Sabtu, 23 Juli 2011

Thariq bin Ziyad, Sang Penakluk Bumi Spanyol – Andalusia


Sejarah mencatat namanya sebagai panglima perang tangguh dan ahli strategi. Namanya pula yang kini diabadikan sebagai nama tempat yang cukup terkenal, Giblartar, di Spanyol. Di tempat inilah ia pertama kali menetap untuk melawan Raja Roderic dari Kerajaan Visigothic, Spanyol, yang dzalim.
Sejarah awal penaklukan Andalusia tidak bisa lepas dari keberhasilan pasukan bangsa Barbar dari Afrika Utara yang dipimpin oleh Thariq Ibn Ziyad ini. Ia berhasil mengalahkan pasukan Raja Roderic dalam sebuah pertempuran efektif selama 8 (delapan) hari, waktu yang sangat singkat untuk menaklukkan sebuah wilayah. Apalagi, jumlah pasukan musuh delapan kali lebih banyak.
Pertempuran itulah yang telah membawa kemenangan gemilang dan membuka pintu gerbang kejayaan Islam untuk masa waktu delapan abad lamanya.
Cerita penaklukan bermula ketika Julian gubernur Ceuta (yang wilayahnya menyatu dengan daratan Maroko) yang di bawah kekuasaan Spanyol memendam kebencian kepada Raja Roderic. Sang raja memperkosa anak perempuannya, Florinda, yang dikirim olehnya untuk menuntut ilmu kepadanya.
Julian bertekad membalas kebrutalan Roderic. Ia segera mendatangi gubernur Tangier, Jendral Thariq Ibn Ziyad, untuk meminta bantuan.

*DATA TERSIMPAN*
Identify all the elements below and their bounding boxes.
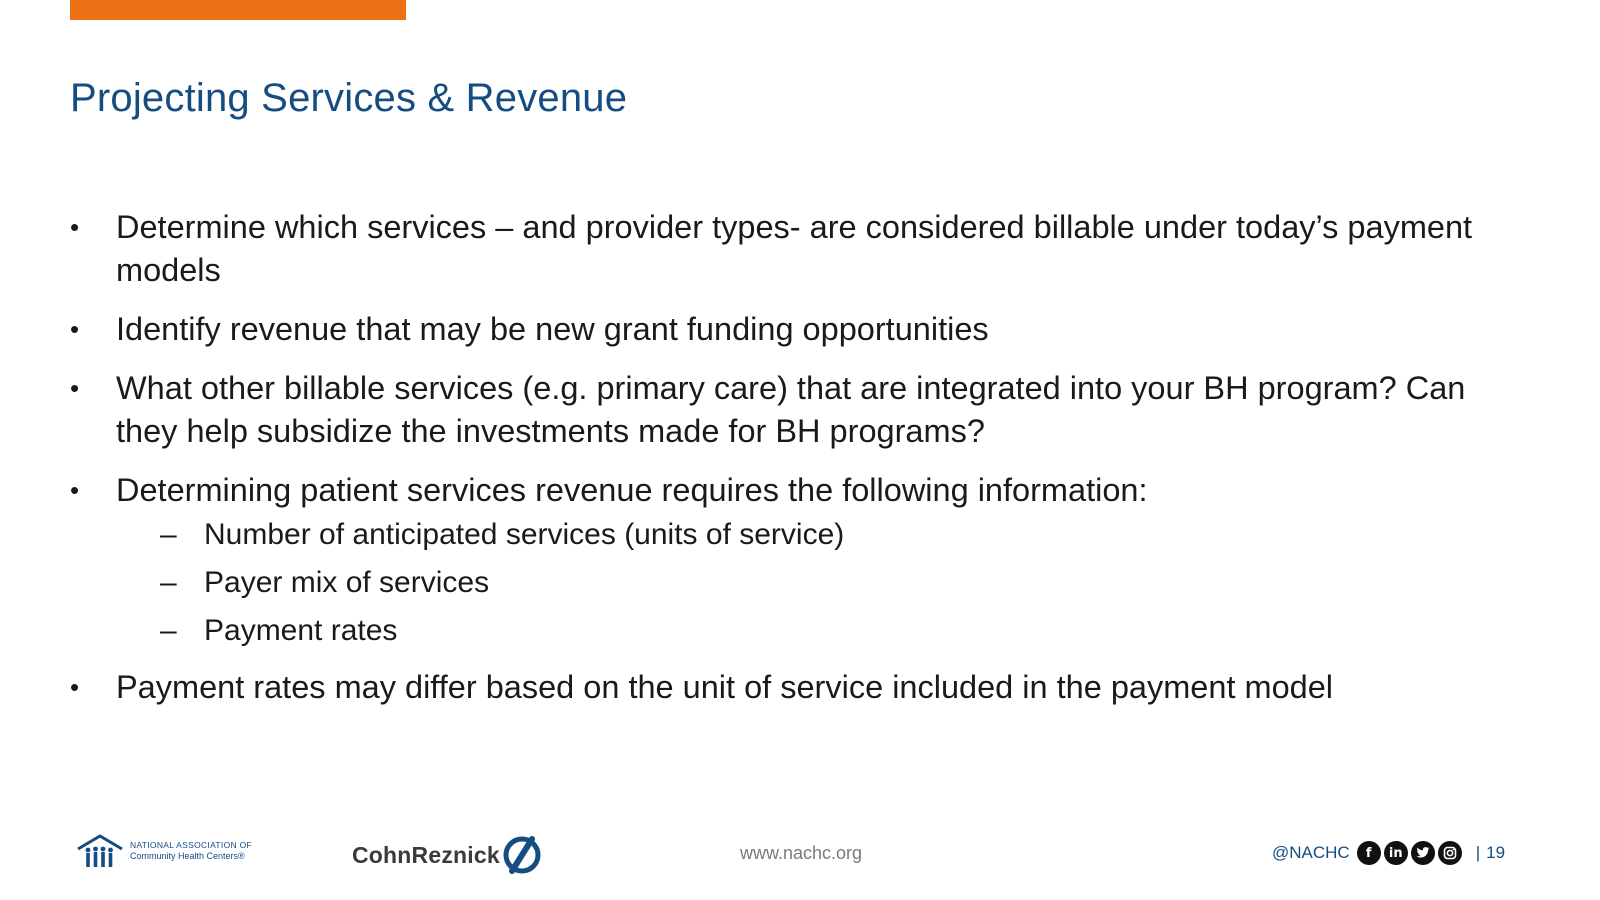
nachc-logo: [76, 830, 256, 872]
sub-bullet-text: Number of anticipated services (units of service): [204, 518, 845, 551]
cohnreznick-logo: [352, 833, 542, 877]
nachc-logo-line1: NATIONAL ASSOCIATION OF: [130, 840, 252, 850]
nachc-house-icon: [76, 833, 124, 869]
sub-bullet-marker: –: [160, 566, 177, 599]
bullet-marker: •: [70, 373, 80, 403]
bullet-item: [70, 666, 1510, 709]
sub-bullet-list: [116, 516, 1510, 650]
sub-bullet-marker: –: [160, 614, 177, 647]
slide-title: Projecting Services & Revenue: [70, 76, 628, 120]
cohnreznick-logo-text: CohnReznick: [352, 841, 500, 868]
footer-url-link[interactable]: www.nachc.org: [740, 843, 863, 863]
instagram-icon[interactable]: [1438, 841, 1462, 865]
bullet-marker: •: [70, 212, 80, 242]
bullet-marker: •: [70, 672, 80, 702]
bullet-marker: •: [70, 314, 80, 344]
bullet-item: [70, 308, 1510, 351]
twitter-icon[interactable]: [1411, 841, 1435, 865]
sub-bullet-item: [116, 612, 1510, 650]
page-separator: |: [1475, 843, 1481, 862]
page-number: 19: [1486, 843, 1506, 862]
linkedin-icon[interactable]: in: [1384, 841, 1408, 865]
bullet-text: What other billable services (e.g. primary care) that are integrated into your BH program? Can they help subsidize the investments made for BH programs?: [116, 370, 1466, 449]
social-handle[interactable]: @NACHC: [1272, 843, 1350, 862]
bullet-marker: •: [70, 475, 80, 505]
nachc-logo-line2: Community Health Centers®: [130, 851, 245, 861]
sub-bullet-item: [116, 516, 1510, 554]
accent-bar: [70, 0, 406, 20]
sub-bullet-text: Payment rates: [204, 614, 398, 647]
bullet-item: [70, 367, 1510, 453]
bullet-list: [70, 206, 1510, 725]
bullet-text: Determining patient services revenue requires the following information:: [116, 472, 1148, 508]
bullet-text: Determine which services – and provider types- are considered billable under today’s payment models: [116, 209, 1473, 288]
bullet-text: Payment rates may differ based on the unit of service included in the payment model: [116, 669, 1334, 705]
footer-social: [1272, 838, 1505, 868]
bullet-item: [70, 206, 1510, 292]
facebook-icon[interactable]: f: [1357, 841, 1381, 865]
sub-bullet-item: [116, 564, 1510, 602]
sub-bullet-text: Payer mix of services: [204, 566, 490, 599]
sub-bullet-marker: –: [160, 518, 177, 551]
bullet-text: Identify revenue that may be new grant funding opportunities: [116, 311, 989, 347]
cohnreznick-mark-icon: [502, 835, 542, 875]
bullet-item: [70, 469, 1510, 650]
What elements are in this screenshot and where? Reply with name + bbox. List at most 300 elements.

*TUJUAN ANDA*
Tuliskan kembali kata demi kata bagian kutipan tentang Thariq bin Ziyad, mulai dari "Pertempuran itulah yang" dan berakhir pada "menuntut ilmu kepadanya.". Rekaman data ini diambil dari sumber yang berbeda.

*HASIL TUGAS*
Pertempuran itulah yang telah membawa kemenangan gemilang dan membuka pintu gerbang kejayaan Islam untuk masa waktu delapan abad lamanya.
Cerita penaklukan bermula ketika Julian gubernur Ceuta (yang wilayahnya menyatu dengan daratan Maroko) yang di bawah kekuasaan Spanyol memendam kebencian kepada Raja Roderic. Sang raja memperkosa anak perempuannya, Florinda, yang dikirim olehnya untuk menuntut ilmu kepadanya.